::: Available records :::

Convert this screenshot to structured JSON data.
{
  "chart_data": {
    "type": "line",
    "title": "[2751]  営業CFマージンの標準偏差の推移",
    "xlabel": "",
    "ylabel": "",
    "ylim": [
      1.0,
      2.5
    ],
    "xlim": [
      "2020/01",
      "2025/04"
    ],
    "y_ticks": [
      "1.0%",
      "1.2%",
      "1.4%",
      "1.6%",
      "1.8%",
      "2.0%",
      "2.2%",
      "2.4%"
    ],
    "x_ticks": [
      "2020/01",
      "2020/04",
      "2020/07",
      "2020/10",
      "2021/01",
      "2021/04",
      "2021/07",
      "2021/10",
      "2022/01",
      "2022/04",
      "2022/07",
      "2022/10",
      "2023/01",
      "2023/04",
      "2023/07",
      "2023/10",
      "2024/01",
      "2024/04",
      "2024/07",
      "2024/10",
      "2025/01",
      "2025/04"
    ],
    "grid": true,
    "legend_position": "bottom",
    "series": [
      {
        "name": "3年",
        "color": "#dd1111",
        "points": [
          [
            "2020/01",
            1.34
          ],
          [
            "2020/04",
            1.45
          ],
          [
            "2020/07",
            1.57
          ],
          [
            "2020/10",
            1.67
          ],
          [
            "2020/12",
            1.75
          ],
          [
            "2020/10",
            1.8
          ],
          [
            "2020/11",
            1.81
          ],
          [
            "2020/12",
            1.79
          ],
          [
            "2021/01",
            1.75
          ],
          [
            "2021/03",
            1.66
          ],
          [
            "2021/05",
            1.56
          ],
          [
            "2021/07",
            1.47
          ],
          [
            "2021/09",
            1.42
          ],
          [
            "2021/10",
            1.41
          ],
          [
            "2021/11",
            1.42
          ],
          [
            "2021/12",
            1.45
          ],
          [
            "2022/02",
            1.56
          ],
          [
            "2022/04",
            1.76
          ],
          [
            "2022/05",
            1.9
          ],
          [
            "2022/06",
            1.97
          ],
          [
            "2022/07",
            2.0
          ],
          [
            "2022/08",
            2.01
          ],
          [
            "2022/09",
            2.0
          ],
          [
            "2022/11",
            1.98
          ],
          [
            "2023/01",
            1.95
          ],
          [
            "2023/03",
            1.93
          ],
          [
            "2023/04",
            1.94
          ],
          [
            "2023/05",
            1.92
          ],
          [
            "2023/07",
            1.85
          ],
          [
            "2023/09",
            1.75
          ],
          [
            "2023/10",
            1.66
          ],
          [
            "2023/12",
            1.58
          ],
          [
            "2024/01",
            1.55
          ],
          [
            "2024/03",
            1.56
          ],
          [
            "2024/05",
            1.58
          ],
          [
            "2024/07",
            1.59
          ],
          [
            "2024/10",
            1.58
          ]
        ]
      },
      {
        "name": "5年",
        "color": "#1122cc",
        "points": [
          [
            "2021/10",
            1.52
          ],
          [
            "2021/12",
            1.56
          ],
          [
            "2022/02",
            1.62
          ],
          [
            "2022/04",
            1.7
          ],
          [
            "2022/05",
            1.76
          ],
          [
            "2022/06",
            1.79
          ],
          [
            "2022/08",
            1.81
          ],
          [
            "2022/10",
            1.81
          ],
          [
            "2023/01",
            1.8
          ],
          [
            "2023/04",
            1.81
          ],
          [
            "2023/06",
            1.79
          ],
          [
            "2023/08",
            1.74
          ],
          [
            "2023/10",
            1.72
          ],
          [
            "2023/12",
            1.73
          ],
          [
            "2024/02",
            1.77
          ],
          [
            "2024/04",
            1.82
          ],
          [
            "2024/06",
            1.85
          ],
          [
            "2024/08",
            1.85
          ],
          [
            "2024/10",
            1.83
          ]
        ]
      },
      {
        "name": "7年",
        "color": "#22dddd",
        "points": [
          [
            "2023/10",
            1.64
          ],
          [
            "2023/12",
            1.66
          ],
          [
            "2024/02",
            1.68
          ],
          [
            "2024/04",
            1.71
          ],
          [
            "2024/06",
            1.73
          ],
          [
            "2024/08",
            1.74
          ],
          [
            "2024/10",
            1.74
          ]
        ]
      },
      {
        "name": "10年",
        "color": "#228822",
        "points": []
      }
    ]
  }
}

:::

* _Written task_: Each line above is to be repeated exactly.

* _Task answer_:
Convert this screenshot to structured JSON data.
{
  "chart_data": {
    "type": "line",
    "title": "[2751]  営業CFマージンの標準偏差の推移",
    "xlabel": "",
    "ylabel": "",
    "ylim": [
      1.0,
      2.5
    ],
    "xlim": [
      "2020/01",
      "2025/04"
    ],
    "y_ticks": [
      "1.0%",
      "1.2%",
      "1.4%",
      "1.6%",
      "1.8%",
      "2.0%",
      "2.2%",
      "2.4%"
    ],
    "x_ticks": [
      "2020/01",
      "2020/04",
      "2020/07",
      "2020/10",
      "2021/01",
      "2021/04",
      "2021/07",
      "2021/10",
      "2022/01",
      "2022/04",
      "2022/07",
      "2022/10",
      "2023/01",
      "2023/04",
      "2023/07",
      "2023/10",
      "2024/01",
      "2024/04",
      "2024/07",
      "2024/10",
      "2025/01",
      "2025/04"
    ],
    "grid": true,
    "legend_position": "bottom",
    "series": [
      {
        "name": "3年",
        "color": "#dd1111",
        "points": [
          [
            "2020/01",
            1.34
          ],
          [
            "2020/04",
            1.45
          ],
          [
            "2020/07",
            1.57
          ],
          [
            "2020/10",
            1.67
          ],
          [
            "2020/12",
            1.75
          ],
          [
            "2020/10",
            1.8
          ],
          [
            "2020/11",
            1.81
          ],
          [
            "2020/12",
            1.79
          ],
          [
            "2021/01",
            1.75
          ],
          [
            "2021/03",
            1.66
          ],
          [
            "2021/05",
            1.56
          ],
          [
            "2021/07",
            1.47
          ],
          [
            "2021/09",
            1.42
          ],
          [
            "2021/10",
            1.41
          ],
          [
            "2021/11",
            1.42
          ],
          [
            "2021/12",
            1.45
          ],
          [
            "2022/02",
            1.56
          ],
          [
            "2022/04",
            1.76
          ],
          [
            "2022/05",
            1.9
          ],
          [
            "2022/06",
            1.97
          ],
          [
            "2022/07",
            2.0
          ],
          [
            "2022/08",
            2.01
          ],
          [
            "2022/09",
            2.0
          ],
          [
            "2022/11",
            1.98
          ],
          [
            "2023/01",
            1.95
          ],
          [
            "2023/03",
            1.93
          ],
          [
            "2023/04",
            1.94
          ],
          [
            "2023/05",
            1.92
          ],
          [
            "2023/07",
            1.85
          ],
          [
            "2023/09",
            1.75
          ],
          [
            "2023/10",
            1.66
          ],
          [
            "2023/12",
            1.58
          ],
          [
            "2024/01",
            1.55
          ],
          [
            "2024/03",
            1.56
          ],
          [
            "2024/05",
            1.58
          ],
          [
            "2024/07",
            1.59
          ],
          [
            "2024/10",
            1.58
          ]
        ]
      },
      {
        "name": "5年",
        "color": "#1122cc",
        "points": [
          [
            "2021/10",
            1.52
          ],
          [
            "2021/12",
            1.56
          ],
          [
            "2022/02",
            1.62
          ],
          [
            "2022/04",
            1.7
          ],
          [
            "2022/05",
            1.76
          ],
          [
            "2022/06",
            1.79
          ],
          [
            "2022/08",
            1.81
          ],
          [
            "2022/10",
            1.81
          ],
          [
            "2023/01",
            1.8
          ],
          [
            "2023/04",
            1.81
          ],
          [
            "2023/06",
            1.79
          ],
          [
            "2023/08",
            1.74
          ],
          [
            "2023/10",
            1.72
          ],
          [
            "2023/12",
            1.73
          ],
          [
            "2024/02",
            1.77
          ],
          [
            "2024/04",
            1.82
          ],
          [
            "2024/06",
            1.85
          ],
          [
            "2024/08",
            1.85
          ],
          [
            "2024/10",
            1.83
          ]
        ]
      },
      {
        "name": "7年",
        "color": "#22dddd",
        "points": [
          [
            "2023/10",
            1.64
          ],
          [
            "2023/12",
            1.66
          ],
          [
            "2024/02",
            1.68
          ],
          [
            "2024/04",
            1.71
          ],
          [
            "2024/06",
            1.73
          ],
          [
            "2024/08",
            1.74
          ],
          [
            "2024/10",
            1.74
          ]
        ]
      },
      {
        "name": "10年",
        "color": "#228822",
        "points": []
      }
    ]
  }
}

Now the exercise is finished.